**What this task involves**
Copy the data below exactly.

**Task input**
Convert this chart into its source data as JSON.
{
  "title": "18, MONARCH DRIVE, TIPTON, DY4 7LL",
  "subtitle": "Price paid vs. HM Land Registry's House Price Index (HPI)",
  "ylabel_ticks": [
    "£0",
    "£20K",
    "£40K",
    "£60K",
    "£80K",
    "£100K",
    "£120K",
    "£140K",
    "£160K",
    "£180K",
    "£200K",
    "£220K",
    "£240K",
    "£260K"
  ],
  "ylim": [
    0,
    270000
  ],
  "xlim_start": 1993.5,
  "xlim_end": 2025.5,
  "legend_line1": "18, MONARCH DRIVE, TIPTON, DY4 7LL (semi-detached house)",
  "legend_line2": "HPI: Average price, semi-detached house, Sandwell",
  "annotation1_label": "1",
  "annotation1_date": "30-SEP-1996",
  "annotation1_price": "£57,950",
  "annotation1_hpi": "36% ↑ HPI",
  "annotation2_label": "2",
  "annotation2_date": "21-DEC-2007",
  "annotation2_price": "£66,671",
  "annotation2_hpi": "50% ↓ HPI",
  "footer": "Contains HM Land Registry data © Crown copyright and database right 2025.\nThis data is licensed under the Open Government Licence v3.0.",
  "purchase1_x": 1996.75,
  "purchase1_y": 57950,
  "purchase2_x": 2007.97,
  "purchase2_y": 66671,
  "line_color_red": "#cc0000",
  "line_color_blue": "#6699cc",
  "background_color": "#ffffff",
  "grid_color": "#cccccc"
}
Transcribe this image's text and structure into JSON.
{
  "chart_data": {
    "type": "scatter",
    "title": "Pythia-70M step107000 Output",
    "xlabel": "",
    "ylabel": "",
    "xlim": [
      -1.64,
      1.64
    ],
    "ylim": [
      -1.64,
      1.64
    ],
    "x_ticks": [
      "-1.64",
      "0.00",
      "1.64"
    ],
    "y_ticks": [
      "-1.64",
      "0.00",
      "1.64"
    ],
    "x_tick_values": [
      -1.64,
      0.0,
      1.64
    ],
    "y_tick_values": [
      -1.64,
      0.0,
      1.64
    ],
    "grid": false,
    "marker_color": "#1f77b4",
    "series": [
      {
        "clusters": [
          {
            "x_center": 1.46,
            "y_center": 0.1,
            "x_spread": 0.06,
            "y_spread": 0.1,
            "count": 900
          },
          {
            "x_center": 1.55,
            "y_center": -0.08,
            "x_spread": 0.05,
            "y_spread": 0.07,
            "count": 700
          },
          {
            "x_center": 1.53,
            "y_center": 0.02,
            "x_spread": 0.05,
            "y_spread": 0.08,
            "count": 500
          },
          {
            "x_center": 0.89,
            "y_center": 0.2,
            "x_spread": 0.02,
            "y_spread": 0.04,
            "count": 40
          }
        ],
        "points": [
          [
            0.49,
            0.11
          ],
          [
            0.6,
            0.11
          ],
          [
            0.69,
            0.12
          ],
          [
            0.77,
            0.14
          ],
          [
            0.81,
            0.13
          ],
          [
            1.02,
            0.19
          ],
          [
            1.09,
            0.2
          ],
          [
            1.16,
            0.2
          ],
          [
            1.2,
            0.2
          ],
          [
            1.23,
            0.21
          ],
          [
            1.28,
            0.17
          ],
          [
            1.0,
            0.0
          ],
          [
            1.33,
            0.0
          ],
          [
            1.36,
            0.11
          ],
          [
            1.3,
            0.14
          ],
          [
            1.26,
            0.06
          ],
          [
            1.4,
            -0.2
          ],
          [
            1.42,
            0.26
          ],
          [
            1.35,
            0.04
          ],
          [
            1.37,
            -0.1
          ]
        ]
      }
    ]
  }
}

**Output for this exercise**
Convert this chart into its source data as JSON.
{
  "title": "18, MONARCH DRIVE, TIPTON, DY4 7LL",
  "subtitle": "Price paid vs. HM Land Registry's House Price Index (HPI)",
  "ylabel_ticks": [
    "£0",
    "£20K",
    "£40K",
    "£60K",
    "£80K",
    "£100K",
    "£120K",
    "£140K",
    "£160K",
    "£180K",
    "£200K",
    "£220K",
    "£240K",
    "£260K"
  ],
  "ylim": [
    0,
    270000
  ],
  "xlim_start": 1993.5,
  "xlim_end": 2025.5,
  "legend_line1": "18, MONARCH DRIVE, TIPTON, DY4 7LL (semi-detached house)",
  "legend_line2": "HPI: Average price, semi-detached house, Sandwell",
  "annotation1_label": "1",
  "annotation1_date": "30-SEP-1996",
  "annotation1_price": "£57,950",
  "annotation1_hpi": "36% ↑ HPI",
  "annotation2_label": "2",
  "annotation2_date": "21-DEC-2007",
  "annotation2_price": "£66,671",
  "annotation2_hpi": "50% ↓ HPI",
  "footer": "Contains HM Land Registry data © Crown copyright and database right 2025.\nThis data is licensed under the Open Government Licence v3.0.",
  "purchase1_x": 1996.75,
  "purchase1_y": 57950,
  "purchase2_x": 2007.97,
  "purchase2_y": 66671,
  "line_color_red": "#cc0000",
  "line_color_blue": "#6699cc",
  "background_color": "#ffffff",
  "grid_color": "#cccccc"
}
Transcribe this image's text and structure into JSON.
{
  "chart_data": {
    "type": "scatter",
    "title": "Pythia-70M step107000 Output",
    "xlabel": "",
    "ylabel": "",
    "xlim": [
      -1.64,
      1.64
    ],
    "ylim": [
      -1.64,
      1.64
    ],
    "x_ticks": [
      "-1.64",
      "0.00",
      "1.64"
    ],
    "y_ticks": [
      "-1.64",
      "0.00",
      "1.64"
    ],
    "x_tick_values": [
      -1.64,
      0.0,
      1.64
    ],
    "y_tick_values": [
      -1.64,
      0.0,
      1.64
    ],
    "grid": false,
    "marker_color": "#1f77b4",
    "series": [
      {
        "clusters": [
          {
            "x_center": 1.46,
            "y_center": 0.1,
            "x_spread": 0.06,
            "y_spread": 0.1,
            "count": 900
          },
          {
            "x_center": 1.55,
            "y_center": -0.08,
            "x_spread": 0.05,
            "y_spread": 0.07,
            "count": 700
          },
          {
            "x_center": 1.53,
            "y_center": 0.02,
            "x_spread": 0.05,
            "y_spread": 0.08,
            "count": 500
          },
          {
            "x_center": 0.89,
            "y_center": 0.2,
            "x_spread": 0.02,
            "y_spread": 0.04,
            "count": 40
          }
        ],
        "points": [
          [
            0.49,
            0.11
          ],
          [
            0.6,
            0.11
          ],
          [
            0.69,
            0.12
          ],
          [
            0.77,
            0.14
          ],
          [
            0.81,
            0.13
          ],
          [
            1.02,
            0.19
          ],
          [
            1.09,
            0.2
          ],
          [
            1.16,
            0.2
          ],
          [
            1.2,
            0.2
          ],
          [
            1.23,
            0.21
          ],
          [
            1.28,
            0.17
          ],
          [
            1.0,
            0.0
          ],
          [
            1.33,
            0.0
          ],
          [
            1.36,
            0.11
          ],
          [
            1.3,
            0.14
          ],
          [
            1.26,
            0.06
          ],
          [
            1.4,
            -0.2
          ],
          [
            1.42,
            0.26
          ],
          [
            1.35,
            0.04
          ],
          [
            1.37,
            -0.1
          ]
        ]
      }
    ]
  }
}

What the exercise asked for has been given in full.